Data records:
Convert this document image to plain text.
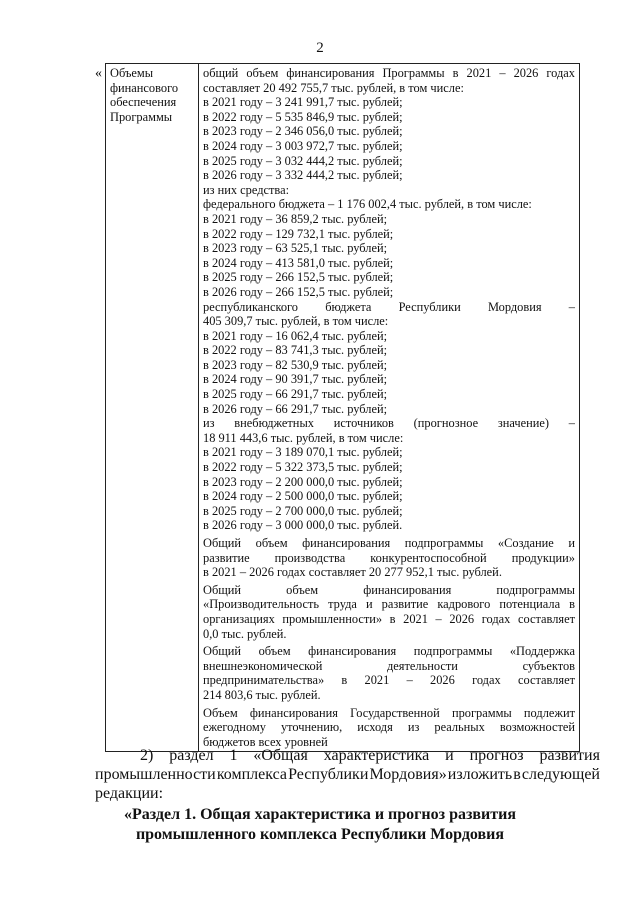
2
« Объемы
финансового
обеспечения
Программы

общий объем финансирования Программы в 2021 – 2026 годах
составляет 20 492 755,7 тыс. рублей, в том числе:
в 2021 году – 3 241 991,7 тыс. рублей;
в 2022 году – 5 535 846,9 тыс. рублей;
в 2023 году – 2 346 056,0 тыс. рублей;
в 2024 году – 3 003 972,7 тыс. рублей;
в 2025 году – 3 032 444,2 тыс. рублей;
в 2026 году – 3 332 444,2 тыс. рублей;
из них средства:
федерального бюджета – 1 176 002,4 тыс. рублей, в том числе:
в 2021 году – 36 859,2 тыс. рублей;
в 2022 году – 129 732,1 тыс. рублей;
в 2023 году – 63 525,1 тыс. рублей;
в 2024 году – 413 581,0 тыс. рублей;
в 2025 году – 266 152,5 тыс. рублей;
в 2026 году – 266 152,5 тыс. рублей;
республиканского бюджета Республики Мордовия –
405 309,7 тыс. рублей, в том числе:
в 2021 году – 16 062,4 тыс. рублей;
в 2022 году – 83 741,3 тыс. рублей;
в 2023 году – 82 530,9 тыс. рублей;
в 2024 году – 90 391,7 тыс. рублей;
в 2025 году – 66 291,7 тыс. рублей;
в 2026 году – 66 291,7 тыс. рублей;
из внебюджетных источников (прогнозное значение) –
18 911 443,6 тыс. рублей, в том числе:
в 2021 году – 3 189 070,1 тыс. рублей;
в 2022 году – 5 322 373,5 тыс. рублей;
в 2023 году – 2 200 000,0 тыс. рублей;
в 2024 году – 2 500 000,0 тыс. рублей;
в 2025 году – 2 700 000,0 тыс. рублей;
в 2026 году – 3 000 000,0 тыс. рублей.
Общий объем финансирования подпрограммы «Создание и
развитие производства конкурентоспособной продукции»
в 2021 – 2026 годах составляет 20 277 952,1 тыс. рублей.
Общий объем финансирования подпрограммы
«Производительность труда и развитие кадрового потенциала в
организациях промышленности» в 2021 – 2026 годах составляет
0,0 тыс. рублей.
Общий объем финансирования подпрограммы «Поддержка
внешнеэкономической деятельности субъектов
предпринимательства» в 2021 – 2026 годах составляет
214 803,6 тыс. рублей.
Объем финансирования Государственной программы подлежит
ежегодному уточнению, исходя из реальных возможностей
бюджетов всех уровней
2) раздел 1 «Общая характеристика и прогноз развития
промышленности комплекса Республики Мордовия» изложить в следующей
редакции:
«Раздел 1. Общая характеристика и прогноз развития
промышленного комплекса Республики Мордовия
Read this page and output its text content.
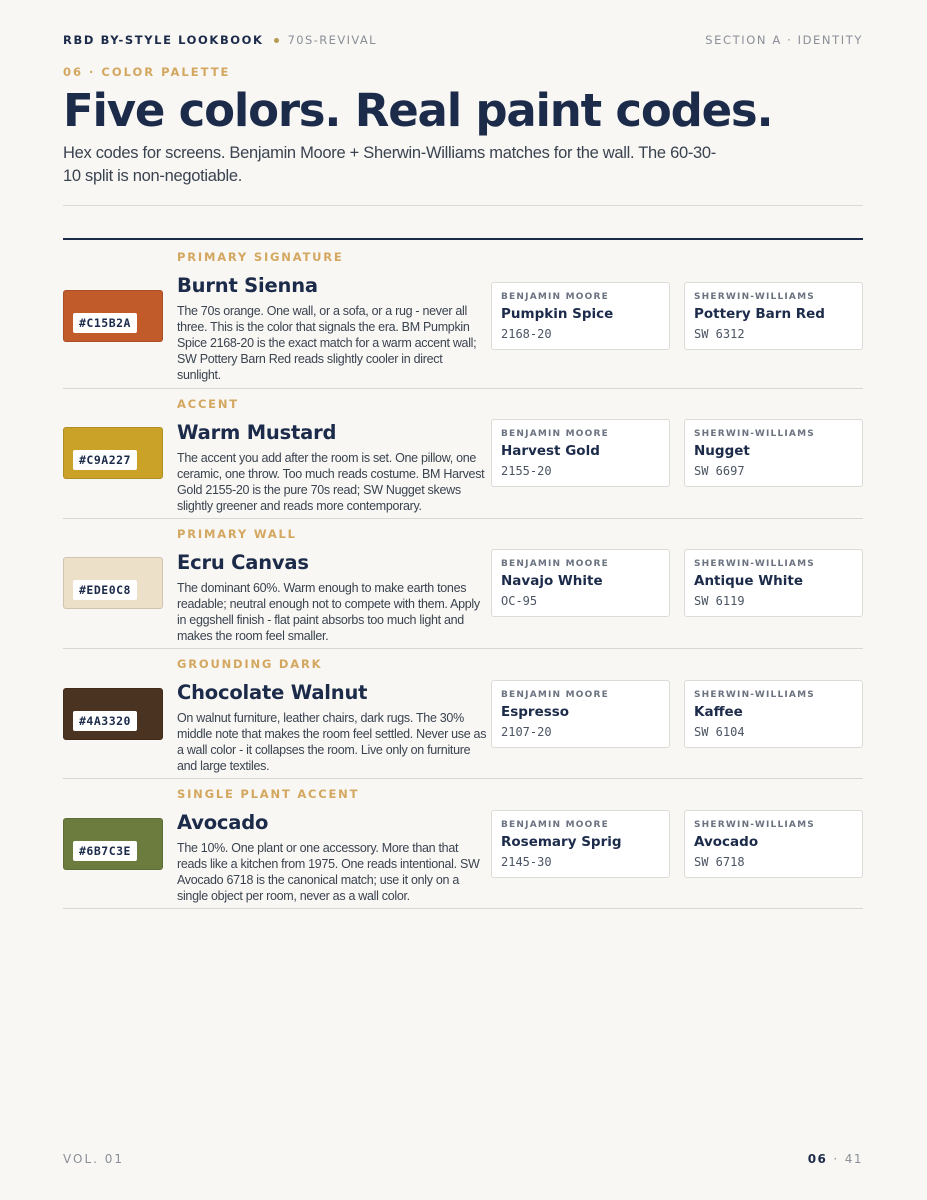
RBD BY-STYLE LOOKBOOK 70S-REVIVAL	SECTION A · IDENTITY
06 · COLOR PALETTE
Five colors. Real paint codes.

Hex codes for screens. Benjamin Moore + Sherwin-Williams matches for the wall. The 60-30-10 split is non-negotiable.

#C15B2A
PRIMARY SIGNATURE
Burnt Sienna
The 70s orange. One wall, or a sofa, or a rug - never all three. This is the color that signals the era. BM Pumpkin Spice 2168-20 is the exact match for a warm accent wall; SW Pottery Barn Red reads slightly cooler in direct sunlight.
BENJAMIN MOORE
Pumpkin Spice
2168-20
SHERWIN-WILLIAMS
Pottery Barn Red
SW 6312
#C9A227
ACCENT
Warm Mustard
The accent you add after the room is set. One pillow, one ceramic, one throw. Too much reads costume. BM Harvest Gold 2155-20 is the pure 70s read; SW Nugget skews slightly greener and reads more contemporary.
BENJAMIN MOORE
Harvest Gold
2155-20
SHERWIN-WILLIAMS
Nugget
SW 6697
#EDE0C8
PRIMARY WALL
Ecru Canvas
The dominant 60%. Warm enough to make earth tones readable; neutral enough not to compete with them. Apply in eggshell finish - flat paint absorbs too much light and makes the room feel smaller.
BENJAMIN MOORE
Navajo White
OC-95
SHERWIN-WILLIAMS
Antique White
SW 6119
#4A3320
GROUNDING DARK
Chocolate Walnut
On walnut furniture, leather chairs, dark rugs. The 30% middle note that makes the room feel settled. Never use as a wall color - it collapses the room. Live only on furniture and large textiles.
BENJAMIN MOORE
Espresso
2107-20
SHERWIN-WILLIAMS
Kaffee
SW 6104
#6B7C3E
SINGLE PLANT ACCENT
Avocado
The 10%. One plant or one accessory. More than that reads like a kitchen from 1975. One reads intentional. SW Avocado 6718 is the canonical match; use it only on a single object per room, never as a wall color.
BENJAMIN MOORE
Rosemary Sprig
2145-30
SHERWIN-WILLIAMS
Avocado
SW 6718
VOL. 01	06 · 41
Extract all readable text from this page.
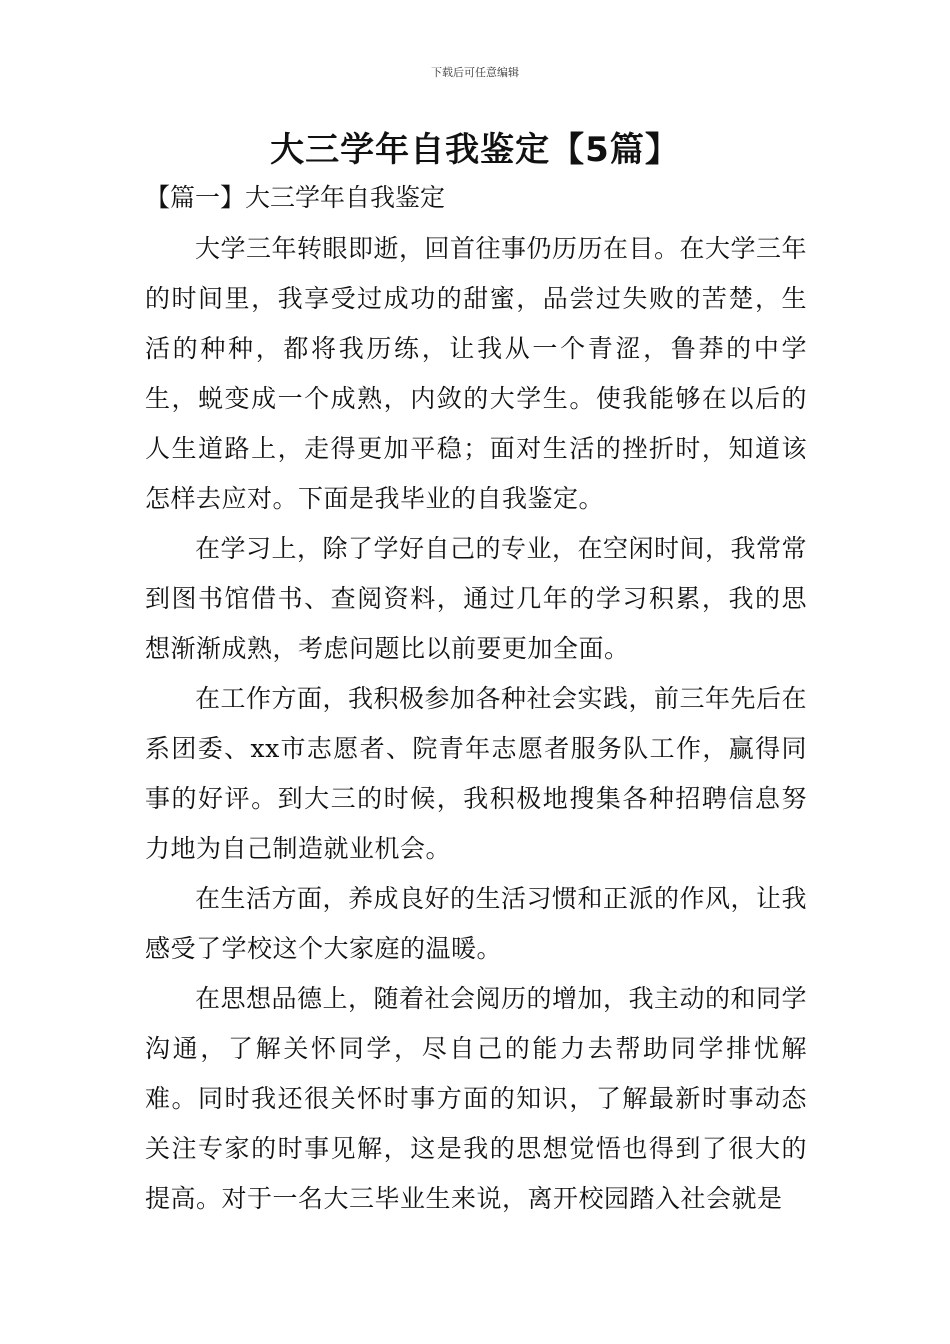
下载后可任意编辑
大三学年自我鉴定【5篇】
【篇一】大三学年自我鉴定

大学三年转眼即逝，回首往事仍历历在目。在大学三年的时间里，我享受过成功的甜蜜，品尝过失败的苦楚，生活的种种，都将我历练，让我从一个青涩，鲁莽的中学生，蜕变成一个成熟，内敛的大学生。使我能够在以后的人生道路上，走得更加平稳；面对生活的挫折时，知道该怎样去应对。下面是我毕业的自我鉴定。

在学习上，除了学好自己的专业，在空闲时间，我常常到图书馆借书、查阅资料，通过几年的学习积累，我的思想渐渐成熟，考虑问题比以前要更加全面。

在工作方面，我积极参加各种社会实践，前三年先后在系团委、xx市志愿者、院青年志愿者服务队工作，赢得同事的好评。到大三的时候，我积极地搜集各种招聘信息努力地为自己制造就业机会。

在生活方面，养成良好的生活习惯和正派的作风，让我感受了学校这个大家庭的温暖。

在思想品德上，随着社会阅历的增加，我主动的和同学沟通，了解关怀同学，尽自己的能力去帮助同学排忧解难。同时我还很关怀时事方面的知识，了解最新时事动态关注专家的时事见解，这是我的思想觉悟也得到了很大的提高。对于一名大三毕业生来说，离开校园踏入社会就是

PROBLEM REQUIREMENTS: Pull out each line of the listing that holds the string "slightly".

FULL OUTPUT:
The 70s orange. One wall, or a sofa, or a rug - never all three. This is the color that signals the era. BM Pumpkin Spice 2168-20 is the exact match for a warm accent wall; SW Pottery Barn Red reads slightly cooler in direct sunlight.
The accent you add after the room is set. One pillow, one ceramic, one throw. Too much reads costume. BM Harvest Gold 2155-20 is the pure 70s read; SW Nugget skews slightly greener and reads more contemporary.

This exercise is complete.